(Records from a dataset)
>> Start
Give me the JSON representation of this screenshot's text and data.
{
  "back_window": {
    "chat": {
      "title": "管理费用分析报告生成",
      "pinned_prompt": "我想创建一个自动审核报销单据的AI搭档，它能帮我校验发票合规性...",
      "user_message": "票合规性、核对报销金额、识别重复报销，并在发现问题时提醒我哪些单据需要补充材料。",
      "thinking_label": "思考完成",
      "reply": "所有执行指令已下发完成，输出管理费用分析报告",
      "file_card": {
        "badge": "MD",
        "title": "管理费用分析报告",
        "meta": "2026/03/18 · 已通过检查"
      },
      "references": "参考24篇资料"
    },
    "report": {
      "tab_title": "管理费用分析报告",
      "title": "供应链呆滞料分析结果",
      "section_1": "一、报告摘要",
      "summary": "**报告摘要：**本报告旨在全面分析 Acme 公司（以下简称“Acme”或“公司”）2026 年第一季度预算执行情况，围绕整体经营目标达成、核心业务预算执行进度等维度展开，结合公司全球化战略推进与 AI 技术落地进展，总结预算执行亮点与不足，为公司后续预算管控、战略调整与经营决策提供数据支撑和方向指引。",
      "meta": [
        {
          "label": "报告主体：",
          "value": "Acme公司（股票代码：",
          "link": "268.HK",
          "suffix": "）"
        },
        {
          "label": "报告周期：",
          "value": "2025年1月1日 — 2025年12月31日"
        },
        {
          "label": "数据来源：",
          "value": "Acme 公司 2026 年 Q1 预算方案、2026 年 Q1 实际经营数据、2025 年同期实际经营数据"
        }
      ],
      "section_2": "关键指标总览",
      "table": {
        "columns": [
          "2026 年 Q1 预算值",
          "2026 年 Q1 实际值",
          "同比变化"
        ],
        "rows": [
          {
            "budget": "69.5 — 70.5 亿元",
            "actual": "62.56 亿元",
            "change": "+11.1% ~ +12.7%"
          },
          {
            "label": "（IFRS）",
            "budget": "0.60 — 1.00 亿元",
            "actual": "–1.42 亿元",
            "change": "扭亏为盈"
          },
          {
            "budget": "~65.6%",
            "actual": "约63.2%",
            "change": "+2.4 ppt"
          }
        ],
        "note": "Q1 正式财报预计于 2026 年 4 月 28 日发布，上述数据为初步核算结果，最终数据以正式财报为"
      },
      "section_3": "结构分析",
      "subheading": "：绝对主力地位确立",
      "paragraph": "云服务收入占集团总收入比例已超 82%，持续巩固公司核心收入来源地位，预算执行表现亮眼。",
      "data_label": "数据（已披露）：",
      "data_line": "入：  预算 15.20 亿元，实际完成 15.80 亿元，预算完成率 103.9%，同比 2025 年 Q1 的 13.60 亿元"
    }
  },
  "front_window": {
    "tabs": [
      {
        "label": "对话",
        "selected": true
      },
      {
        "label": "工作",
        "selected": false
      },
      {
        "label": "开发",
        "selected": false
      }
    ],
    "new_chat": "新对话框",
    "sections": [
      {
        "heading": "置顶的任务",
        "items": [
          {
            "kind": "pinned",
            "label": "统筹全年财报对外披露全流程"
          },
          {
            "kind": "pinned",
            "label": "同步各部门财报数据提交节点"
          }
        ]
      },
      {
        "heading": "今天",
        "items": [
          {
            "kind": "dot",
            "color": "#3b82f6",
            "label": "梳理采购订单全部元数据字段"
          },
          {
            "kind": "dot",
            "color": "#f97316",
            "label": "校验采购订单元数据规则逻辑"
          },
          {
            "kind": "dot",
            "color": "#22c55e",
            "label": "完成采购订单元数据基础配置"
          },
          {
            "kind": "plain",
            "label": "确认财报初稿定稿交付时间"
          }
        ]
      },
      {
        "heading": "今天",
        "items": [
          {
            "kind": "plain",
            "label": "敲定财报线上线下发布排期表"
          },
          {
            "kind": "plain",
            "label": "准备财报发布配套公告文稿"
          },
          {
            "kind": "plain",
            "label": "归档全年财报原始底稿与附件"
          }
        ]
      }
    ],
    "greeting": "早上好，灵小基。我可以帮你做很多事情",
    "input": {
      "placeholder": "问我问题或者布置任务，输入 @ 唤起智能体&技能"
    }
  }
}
>> End
Copy out the full set of records precisely, leaving nothing out.

▶ **Task response**:
Give me the JSON representation of this screenshot's text and data.
{
  "back_window": {
    "chat": {
      "title": "管理费用分析报告生成",
      "pinned_prompt": "我想创建一个自动审核报销单据的AI搭档，它能帮我校验发票合规性...",
      "user_message": "票合规性、核对报销金额、识别重复报销，并在发现问题时提醒我哪些单据需要补充材料。",
      "thinking_label": "思考完成",
      "reply": "所有执行指令已下发完成，输出管理费用分析报告",
      "file_card": {
        "badge": "MD",
        "title": "管理费用分析报告",
        "meta": "2026/03/18 · 已通过检查"
      },
      "references": "参考24篇资料"
    },
    "report": {
      "tab_title": "管理费用分析报告",
      "title": "供应链呆滞料分析结果",
      "section_1": "一、报告摘要",
      "summary": "**报告摘要：**本报告旨在全面分析 Acme 公司（以下简称“Acme”或“公司”）2026 年第一季度预算执行情况，围绕整体经营目标达成、核心业务预算执行进度等维度展开，结合公司全球化战略推进与 AI 技术落地进展，总结预算执行亮点与不足，为公司后续预算管控、战略调整与经营决策提供数据支撑和方向指引。",
      "meta": [
        {
          "label": "报告主体：",
          "value": "Acme公司（股票代码：",
          "link": "268.HK",
          "suffix": "）"
        },
        {
          "label": "报告周期：",
          "value": "2025年1月1日 — 2025年12月31日"
        },
        {
          "label": "数据来源：",
          "value": "Acme 公司 2026 年 Q1 预算方案、2026 年 Q1 实际经营数据、2025 年同期实际经营数据"
        }
      ],
      "section_2": "关键指标总览",
      "table": {
        "columns": [
          "2026 年 Q1 预算值",
          "2026 年 Q1 实际值",
          "同比变化"
        ],
        "rows": [
          {
            "budget": "69.5 — 70.5 亿元",
            "actual": "62.56 亿元",
            "change": "+11.1% ~ +12.7%"
          },
          {
            "label": "（IFRS）",
            "budget": "0.60 — 1.00 亿元",
            "actual": "–1.42 亿元",
            "change": "扭亏为盈"
          },
          {
            "budget": "~65.6%",
            "actual": "约63.2%",
            "change": "+2.4 ppt"
          }
        ],
        "note": "Q1 正式财报预计于 2026 年 4 月 28 日发布，上述数据为初步核算结果，最终数据以正式财报为"
      },
      "section_3": "结构分析",
      "subheading": "：绝对主力地位确立",
      "paragraph": "云服务收入占集团总收入比例已超 82%，持续巩固公司核心收入来源地位，预算执行表现亮眼。",
      "data_label": "数据（已披露）：",
      "data_line": "入：  预算 15.20 亿元，实际完成 15.80 亿元，预算完成率 103.9%，同比 2025 年 Q1 的 13.60 亿元"
    }
  },
  "front_window": {
    "tabs": [
      {
        "label": "对话",
        "selected": true
      },
      {
        "label": "工作",
        "selected": false
      },
      {
        "label": "开发",
        "selected": false
      }
    ],
    "new_chat": "新对话框",
    "sections": [
      {
        "heading": "置顶的任务",
        "items": [
          {
            "kind": "pinned",
            "label": "统筹全年财报对外披露全流程"
          },
          {
            "kind": "pinned",
            "label": "同步各部门财报数据提交节点"
          }
        ]
      },
      {
        "heading": "今天",
        "items": [
          {
            "kind": "dot",
            "color": "#3b82f6",
            "label": "梳理采购订单全部元数据字段"
          },
          {
            "kind": "dot",
            "color": "#f97316",
            "label": "校验采购订单元数据规则逻辑"
          },
          {
            "kind": "dot",
            "color": "#22c55e",
            "label": "完成采购订单元数据基础配置"
          },
          {
            "kind": "plain",
            "label": "确认财报初稿定稿交付时间"
          }
        ]
      },
      {
        "heading": "今天",
        "items": [
          {
            "kind": "plain",
            "label": "敲定财报线上线下发布排期表"
          },
          {
            "kind": "plain",
            "label": "准备财报发布配套公告文稿"
          },
          {
            "kind": "plain",
            "label": "归档全年财报原始底稿与附件"
          }
        ]
      }
    ],
    "greeting": "早上好，灵小基。我可以帮你做很多事情",
    "input": {
      "placeholder": "问我问题或者布置任务，输入 @ 唤起智能体&技能"
    }
  }
}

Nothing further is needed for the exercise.